## Goal
All of the material below is to be returned exactly.

## Records excerpted from a collection
- - -
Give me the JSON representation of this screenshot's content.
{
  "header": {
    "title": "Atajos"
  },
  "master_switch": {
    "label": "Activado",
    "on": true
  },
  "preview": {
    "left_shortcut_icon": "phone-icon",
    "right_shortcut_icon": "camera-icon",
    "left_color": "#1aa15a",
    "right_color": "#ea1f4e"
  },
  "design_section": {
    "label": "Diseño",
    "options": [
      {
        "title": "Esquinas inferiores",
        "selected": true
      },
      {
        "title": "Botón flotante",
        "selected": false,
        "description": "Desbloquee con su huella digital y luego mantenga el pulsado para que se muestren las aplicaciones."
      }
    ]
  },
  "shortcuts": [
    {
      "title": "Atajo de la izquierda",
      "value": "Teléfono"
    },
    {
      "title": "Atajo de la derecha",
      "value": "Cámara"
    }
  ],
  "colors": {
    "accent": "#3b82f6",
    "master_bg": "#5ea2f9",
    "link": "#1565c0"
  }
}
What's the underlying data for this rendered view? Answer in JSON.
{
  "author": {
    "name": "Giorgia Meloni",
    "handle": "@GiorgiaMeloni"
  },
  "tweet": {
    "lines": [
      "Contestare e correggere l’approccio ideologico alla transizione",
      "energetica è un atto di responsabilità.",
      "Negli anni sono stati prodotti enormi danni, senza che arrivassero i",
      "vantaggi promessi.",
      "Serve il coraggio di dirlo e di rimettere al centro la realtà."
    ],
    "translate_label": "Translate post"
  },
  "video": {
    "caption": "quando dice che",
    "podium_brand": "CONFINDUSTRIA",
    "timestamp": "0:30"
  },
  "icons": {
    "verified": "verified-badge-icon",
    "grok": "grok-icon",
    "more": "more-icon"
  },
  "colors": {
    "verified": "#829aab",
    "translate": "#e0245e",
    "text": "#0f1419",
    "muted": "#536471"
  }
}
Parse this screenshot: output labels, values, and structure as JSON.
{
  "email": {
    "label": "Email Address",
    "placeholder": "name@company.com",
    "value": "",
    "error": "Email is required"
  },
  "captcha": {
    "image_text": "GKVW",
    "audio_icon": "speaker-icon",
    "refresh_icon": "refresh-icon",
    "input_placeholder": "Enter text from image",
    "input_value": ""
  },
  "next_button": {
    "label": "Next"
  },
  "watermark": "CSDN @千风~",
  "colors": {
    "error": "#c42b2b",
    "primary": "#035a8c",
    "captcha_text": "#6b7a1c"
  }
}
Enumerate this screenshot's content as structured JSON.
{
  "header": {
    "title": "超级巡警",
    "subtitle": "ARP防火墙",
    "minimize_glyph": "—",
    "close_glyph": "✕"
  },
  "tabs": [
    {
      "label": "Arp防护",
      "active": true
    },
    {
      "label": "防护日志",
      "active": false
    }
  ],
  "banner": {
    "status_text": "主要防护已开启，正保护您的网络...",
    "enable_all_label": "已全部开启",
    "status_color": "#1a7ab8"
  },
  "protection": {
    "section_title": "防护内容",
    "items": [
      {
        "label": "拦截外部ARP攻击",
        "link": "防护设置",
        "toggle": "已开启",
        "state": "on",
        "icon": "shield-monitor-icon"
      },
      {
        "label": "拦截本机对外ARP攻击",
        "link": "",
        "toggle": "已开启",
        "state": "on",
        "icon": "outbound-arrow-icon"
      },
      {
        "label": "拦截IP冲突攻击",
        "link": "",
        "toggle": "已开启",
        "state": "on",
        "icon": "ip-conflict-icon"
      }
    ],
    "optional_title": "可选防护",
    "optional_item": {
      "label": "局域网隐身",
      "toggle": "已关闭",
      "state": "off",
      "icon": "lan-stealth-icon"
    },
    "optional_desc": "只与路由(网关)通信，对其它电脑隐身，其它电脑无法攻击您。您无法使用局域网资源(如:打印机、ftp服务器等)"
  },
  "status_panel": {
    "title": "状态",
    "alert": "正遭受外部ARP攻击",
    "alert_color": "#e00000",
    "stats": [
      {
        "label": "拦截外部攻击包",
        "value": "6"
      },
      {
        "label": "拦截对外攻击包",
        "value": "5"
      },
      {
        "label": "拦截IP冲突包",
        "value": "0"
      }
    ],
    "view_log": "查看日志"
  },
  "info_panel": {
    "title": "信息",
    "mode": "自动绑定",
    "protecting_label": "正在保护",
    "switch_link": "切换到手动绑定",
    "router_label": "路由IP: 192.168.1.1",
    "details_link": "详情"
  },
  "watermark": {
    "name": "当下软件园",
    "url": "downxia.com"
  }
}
- - -
## Task result
Give me the JSON representation of this screenshot's content.
{
  "header": {
    "title": "Atajos"
  },
  "master_switch": {
    "label": "Activado",
    "on": true
  },
  "preview": {
    "left_shortcut_icon": "phone-icon",
    "right_shortcut_icon": "camera-icon",
    "left_color": "#1aa15a",
    "right_color": "#ea1f4e"
  },
  "design_section": {
    "label": "Diseño",
    "options": [
      {
        "title": "Esquinas inferiores",
        "selected": true
      },
      {
        "title": "Botón flotante",
        "selected": false,
        "description": "Desbloquee con su huella digital y luego mantenga el pulsado para que se muestren las aplicaciones."
      }
    ]
  },
  "shortcuts": [
    {
      "title": "Atajo de la izquierda",
      "value": "Teléfono"
    },
    {
      "title": "Atajo de la derecha",
      "value": "Cámara"
    }
  ],
  "colors": {
    "accent": "#3b82f6",
    "master_bg": "#5ea2f9",
    "link": "#1565c0"
  }
}
What's the underlying data for this rendered view? Answer in JSON.
{
  "author": {
    "name": "Giorgia Meloni",
    "handle": "@GiorgiaMeloni"
  },
  "tweet": {
    "lines": [
      "Contestare e correggere l’approccio ideologico alla transizione",
      "energetica è un atto di responsabilità.",
      "Negli anni sono stati prodotti enormi danni, senza che arrivassero i",
      "vantaggi promessi.",
      "Serve il coraggio di dirlo e di rimettere al centro la realtà."
    ],
    "translate_label": "Translate post"
  },
  "video": {
    "caption": "quando dice che",
    "podium_brand": "CONFINDUSTRIA",
    "timestamp": "0:30"
  },
  "icons": {
    "verified": "verified-badge-icon",
    "grok": "grok-icon",
    "more": "more-icon"
  },
  "colors": {
    "verified": "#829aab",
    "translate": "#e0245e",
    "text": "#0f1419",
    "muted": "#536471"
  }
}
Parse this screenshot: output labels, values, and structure as JSON.
{
  "email": {
    "label": "Email Address",
    "placeholder": "name@company.com",
    "value": "",
    "error": "Email is required"
  },
  "captcha": {
    "image_text": "GKVW",
    "audio_icon": "speaker-icon",
    "refresh_icon": "refresh-icon",
    "input_placeholder": "Enter text from image",
    "input_value": ""
  },
  "next_button": {
    "label": "Next"
  },
  "watermark": "CSDN @千风~",
  "colors": {
    "error": "#c42b2b",
    "primary": "#035a8c",
    "captcha_text": "#6b7a1c"
  }
}
Enumerate this screenshot's content as structured JSON.
{
  "header": {
    "title": "超级巡警",
    "subtitle": "ARP防火墙",
    "minimize_glyph": "—",
    "close_glyph": "✕"
  },
  "tabs": [
    {
      "label": "Arp防护",
      "active": true
    },
    {
      "label": "防护日志",
      "active": false
    }
  ],
  "banner": {
    "status_text": "主要防护已开启，正保护您的网络...",
    "enable_all_label": "已全部开启",
    "status_color": "#1a7ab8"
  },
  "protection": {
    "section_title": "防护内容",
    "items": [
      {
        "label": "拦截外部ARP攻击",
        "link": "防护设置",
        "toggle": "已开启",
        "state": "on",
        "icon": "shield-monitor-icon"
      },
      {
        "label": "拦截本机对外ARP攻击",
        "link": "",
        "toggle": "已开启",
        "state": "on",
        "icon": "outbound-arrow-icon"
      },
      {
        "label": "拦截IP冲突攻击",
        "link": "",
        "toggle": "已开启",
        "state": "on",
        "icon": "ip-conflict-icon"
      }
    ],
    "optional_title": "可选防护",
    "optional_item": {
      "label": "局域网隐身",
      "toggle": "已关闭",
      "state": "off",
      "icon": "lan-stealth-icon"
    },
    "optional_desc": "只与路由(网关)通信，对其它电脑隐身，其它电脑无法攻击您。您无法使用局域网资源(如:打印机、ftp服务器等)"
  },
  "status_panel": {
    "title": "状态",
    "alert": "正遭受外部ARP攻击",
    "alert_color": "#e00000",
    "stats": [
      {
        "label": "拦截外部攻击包",
        "value": "6"
      },
      {
        "label": "拦截对外攻击包",
        "value": "5"
      },
      {
        "label": "拦截IP冲突包",
        "value": "0"
      }
    ],
    "view_log": "查看日志"
  },
  "info_panel": {
    "title": "信息",
    "mode": "自动绑定",
    "protecting_label": "正在保护",
    "switch_link": "切换到手动绑定",
    "router_label": "路由IP: 192.168.1.1",
    "details_link": "详情"
  },
  "watermark": {
    "name": "当下软件园",
    "url": "downxia.com"
  }
}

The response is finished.